§ **GIVEN TEXT**

Along those lines and as a reminder, the first and third quarters tend to be our highest advertising expense quarters. In the first quarter, advertising expenses were $51 million compared to $47 million in the first quarter of 2014. And as Ron mentioned earlier, we invested in television advertising to build the AIU brand in the first quarter of 2015.
And looking at each university segment's results. CTU's first quarter revenue decreased 2.1% to $85.1 million as total enrollments decreased slightly to 20,300 students, a decline of 1.5% compared to prior year.
However, operating income for the segment was $14.6 million, which is up 0.9% from last year as operating margins expanded 50 basis points to 17.2%. First quarter revenue at AIU was $53.1 million, up almost 1% over the prior year quarter, and total enrollments also increased by 200 students to 13,500.
This improving enrollment corresponds with increased marketing spend for AIU in the first quarter. AIU's operating loss improved to $2.9 million from a loss of $3.6 million in the first quarter of 2014 even with an incremental $4 million advertising spend.
As also again, our team continue to execute against cost control initiatives that were put in place late last year. Now given our announcements today to divest or teach out all of our remaining Career Colleges, I'm not going to walk you through those specific results.
I would ask you to please refer to our press release to see the performance of the Career Colleges in the first quarter. And as a reminder, Le Cordon Bleu was moved into discontinued operations for the full quarter as we listed it as an asset held for sale late last year.
Moving on to the EBITDA performance for transitional and discontinued operations on Slide 13.
You noticed in our earning release that we've combined all of our Career Colleges with assets held for sale and discontinued operations in our adjusted EBITDA table as moving forward, we'll will start to report in this manner as it more clearly shows our operating performance going forward.
Adjusted EBITDA for Career Colleges transitional and discontinued operations for Q1 was a negative $23.2 million, an improvement of almost $40 million or 46% compared to the prior year quarter. The improvement was largely due to the completion of teach-outs during the previous year.
While we're adding a number of new assets to this group, over time, we expect to see the EBITDA burn from these schools to continue to decline. Now turning to Slide 14. As Ron talked about, we still have some analyses to complete before we're able to provide more specific financial details.
One of the guidance items we've talked about in the past was that in 2015 we expected negative adjusted EBITDA for transitional and discontinued operations to be in the $62 million range.
Given our restructuring items, I'd like to be clear that while we are on track with this specific guidance, we'll need to redefine the amount as Career Colleges will now be added to this group.
As we work through the view of our last planning steps and finalize our decisions on the sales versus teach-out for each of our Career Colleges, we'll look to provide new direction on the impact that our transitional and discontinued operations will have on the business.

§ **PROBLEM TO SOLVE**
Rewrite the earnings call remarks from "Adjusted EBITDA for Career" up to and including "specific financial details.", putting "the first quarter of 2014" in place of "the prior year quarter".

§ **INFORMATION SHOWN**
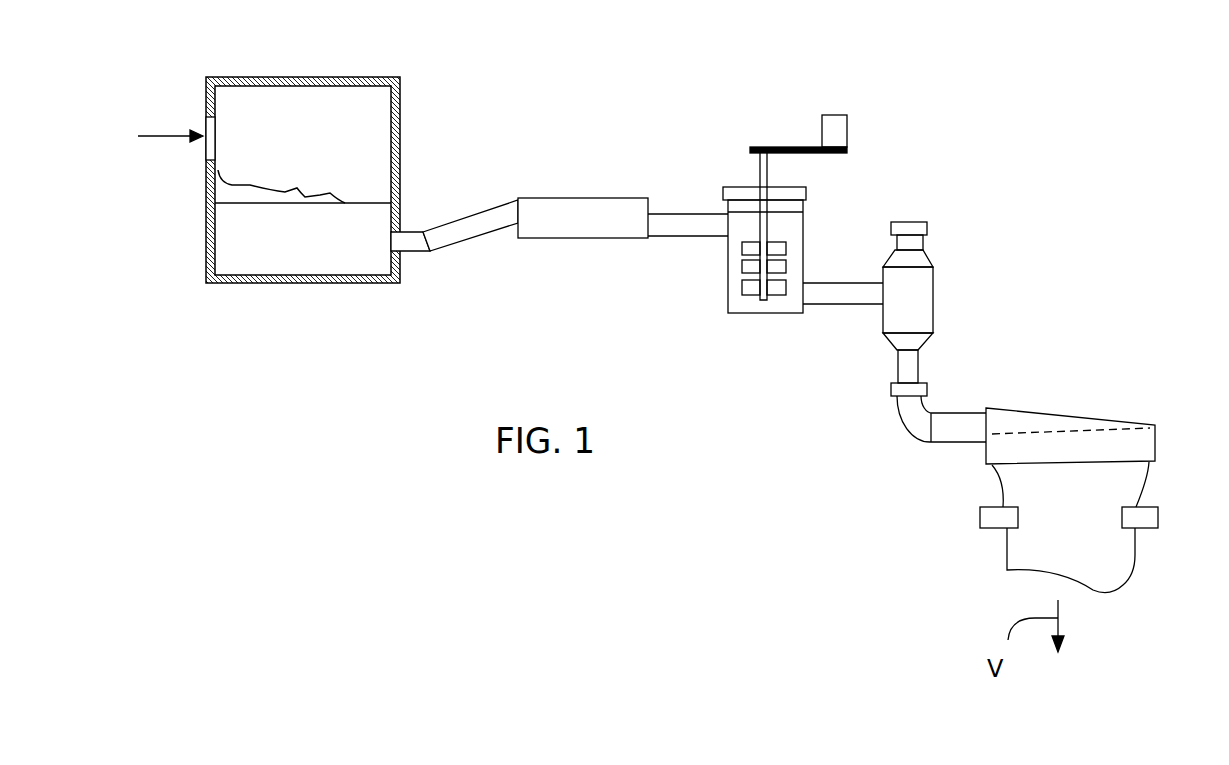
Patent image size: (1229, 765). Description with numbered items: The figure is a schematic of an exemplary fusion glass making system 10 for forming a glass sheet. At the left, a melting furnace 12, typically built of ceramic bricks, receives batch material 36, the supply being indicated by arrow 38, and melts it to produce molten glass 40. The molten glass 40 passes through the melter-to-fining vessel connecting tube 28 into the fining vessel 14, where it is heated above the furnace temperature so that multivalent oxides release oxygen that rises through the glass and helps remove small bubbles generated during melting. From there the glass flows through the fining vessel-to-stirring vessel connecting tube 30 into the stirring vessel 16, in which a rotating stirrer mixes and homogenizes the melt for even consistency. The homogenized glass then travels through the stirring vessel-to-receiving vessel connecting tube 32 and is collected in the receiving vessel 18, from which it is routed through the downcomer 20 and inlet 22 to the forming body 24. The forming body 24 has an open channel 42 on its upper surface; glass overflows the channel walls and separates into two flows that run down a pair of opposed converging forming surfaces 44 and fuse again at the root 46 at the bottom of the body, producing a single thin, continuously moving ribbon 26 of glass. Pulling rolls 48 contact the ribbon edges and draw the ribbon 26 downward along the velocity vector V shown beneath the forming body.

§ **TASK SOLUTION**
Adjusted EBITDA for Career Colleges transitional and discontinued operations for Q1 was a negative $23.2 million, an improvement of almost $40 million or 46% compared to the first quarter of 2014. The improvement was largely due to the completion of teach-outs during the previous year.
While we're adding a number of new assets to this group, over time, we expect to see the EBITDA burn from these schools to continue to decline. Now turning to Slide 14. As Ron talked about, we still have some analyses to complete before we're able to provide more specific financial details.